## WHAT THE TASK ASKS
Substitute "image" for each occurrence of "graphic" in the lines between the line holding "help-heading-text: How Can" and the line holding "intro-paragraph: Your website", inclusive. Return only those lines and leave everything else unchanged.

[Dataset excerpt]
^^^^^^^^
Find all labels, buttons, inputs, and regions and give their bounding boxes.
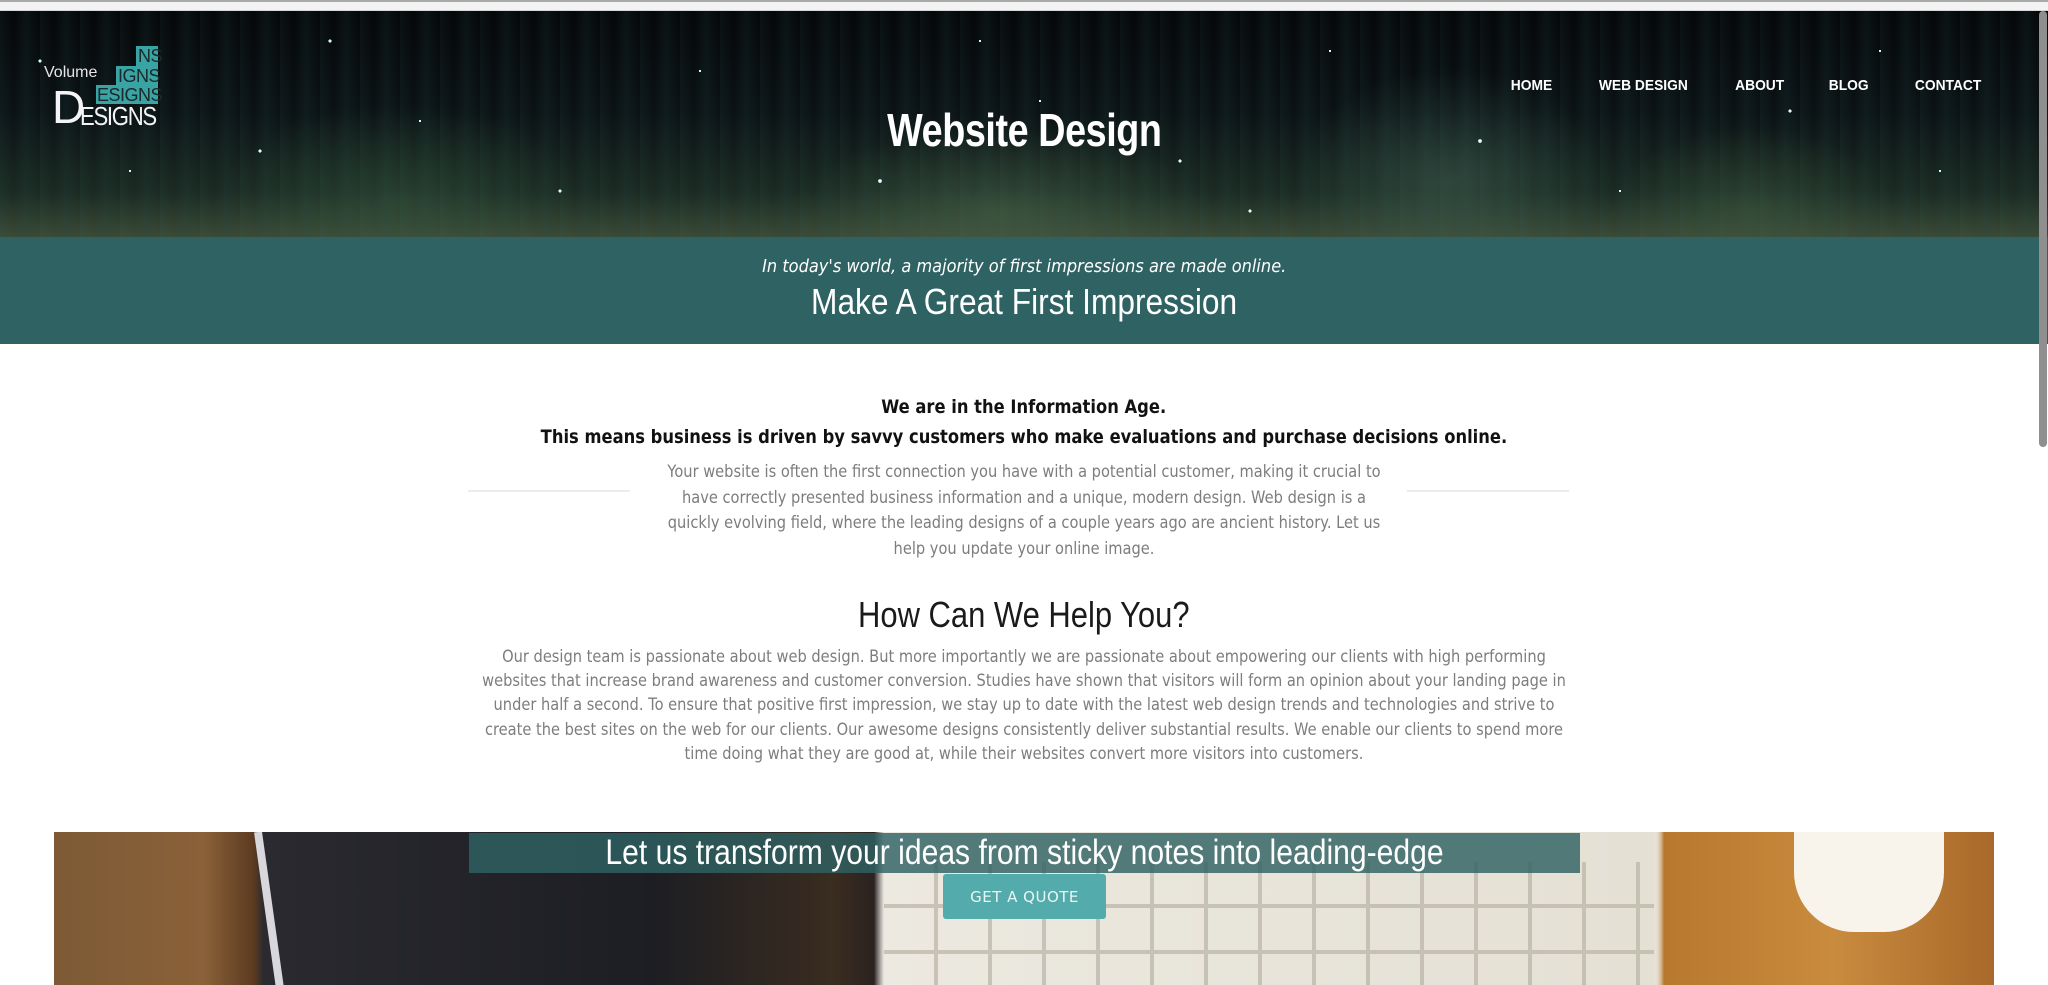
help-heading-text: How Can We Help You?: [858, 594, 1190, 635]
page-title-text: Website Design: [886, 104, 1162, 156]
help-paragraph: Our design team is passionate about web …: [0, 645, 2048, 766]
nav-contact[interactable]: CONTACT: [1915, 77, 1981, 94]
main-nav: HOME WEB DESIGN ABOUT BLOG CONTACT: [1468, 77, 1984, 94]
mouse-graphic: [1794, 832, 1944, 932]
get-a-quote-button[interactable]: GET A QUOTE: [943, 874, 1106, 919]
tablet-edge-graphic: [254, 832, 285, 985]
logo-word-volume: Volume: [44, 64, 98, 81]
intro-paragraph-text: Your website is often the first connecti…: [667, 462, 1381, 559]
lead-line-2-text: This means business is driven by savvy c…: [540, 426, 1508, 448]
logo-row-2: IGNS: [118, 66, 161, 86]
browser-top-strip: [0, 0, 2048, 11]
band-headline-text: Make A Great First Impression: [810, 281, 1238, 322]
band-intro: In today's world, a majority of first im…: [0, 256, 2048, 277]
nav-about[interactable]: ABOUT: [1735, 77, 1784, 94]
band-intro-text: In today's world, a majority of first im…: [761, 256, 1287, 277]
lead-line-2: This means business is driven by savvy c…: [0, 426, 2048, 448]
nav-web-design[interactable]: WEB DESIGN: [1599, 77, 1688, 94]
logo-row-1: NS: [138, 46, 163, 66]
banner-tagline: Let us transform your ideas from sticky …: [469, 833, 1580, 912]
lead-line-1: We are in the Information Age.: [0, 396, 2048, 418]
lead-line-1-text: We are in the Information Age.: [881, 396, 1167, 418]
impression-band: In today's world, a majority of first im…: [0, 237, 2048, 344]
page-title: Website Design: [0, 103, 2048, 157]
nav-blog[interactable]: BLOG: [1829, 77, 1869, 94]
band-headline: Make A Great First Impression: [0, 281, 2048, 323]
nav-home[interactable]: HOME: [1511, 77, 1552, 94]
scrollbar-thumb[interactable]: [2039, 11, 2047, 447]
intro-paragraph: Your website is often the first connecti…: [0, 460, 2048, 562]
help-paragraph-text: Our design team is passionate about web …: [482, 647, 1566, 764]
help-heading: How Can We Help You?: [0, 594, 2048, 636]
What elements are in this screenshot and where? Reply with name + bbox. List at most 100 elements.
^^^^^^^^
## FINAL ANSWER
help-heading-text: How Can We Help You?: [858, 594, 1190, 635]
page-title-text: Website Design: [886, 104, 1162, 156]
help-paragraph: Our design team is passionate about web …: [0, 645, 2048, 766]
nav-contact[interactable]: CONTACT: [1915, 77, 1981, 94]
main-nav: HOME WEB DESIGN ABOUT BLOG CONTACT: [1468, 77, 1984, 94]
mouse-image: [1794, 832, 1944, 932]
get-a-quote-button[interactable]: GET A QUOTE: [943, 874, 1106, 919]
tablet-edge-image: [254, 832, 285, 985]
logo-word-volume: Volume: [44, 64, 98, 81]
intro-paragraph-text: Your website is often the first connecti…: [667, 462, 1381, 559]
lead-line-2-text: This means business is driven by savvy c…: [540, 426, 1508, 448]
logo-row-2: IGNS: [118, 66, 161, 86]
browser-top-strip: [0, 0, 2048, 11]
band-headline-text: Make A Great First Impression: [810, 281, 1238, 322]
band-intro: In today's world, a majority of first im…: [0, 256, 2048, 277]
nav-about[interactable]: ABOUT: [1735, 77, 1784, 94]
band-intro-text: In today's world, a majority of first im…: [761, 256, 1287, 277]
lead-line-2: This means business is driven by savvy c…: [0, 426, 2048, 448]
nav-web-design[interactable]: WEB DESIGN: [1599, 77, 1688, 94]
logo-row-1: NS: [138, 46, 163, 66]
banner-tagline: Let us transform your ideas from sticky …: [469, 833, 1580, 912]
lead-line-1: We are in the Information Age.: [0, 396, 2048, 418]
lead-line-1-text: We are in the Information Age.: [881, 396, 1167, 418]
impression-band: In today's world, a majority of first im…: [0, 237, 2048, 344]
page-title: Website Design: [0, 103, 2048, 157]
nav-blog[interactable]: BLOG: [1829, 77, 1869, 94]
band-headline: Make A Great First Impression: [0, 281, 2048, 323]
nav-home[interactable]: HOME: [1511, 77, 1552, 94]
scrollbar-thumb[interactable]: [2039, 11, 2047, 447]
intro-paragraph: Your website is often the first connecti…: [0, 460, 2048, 562]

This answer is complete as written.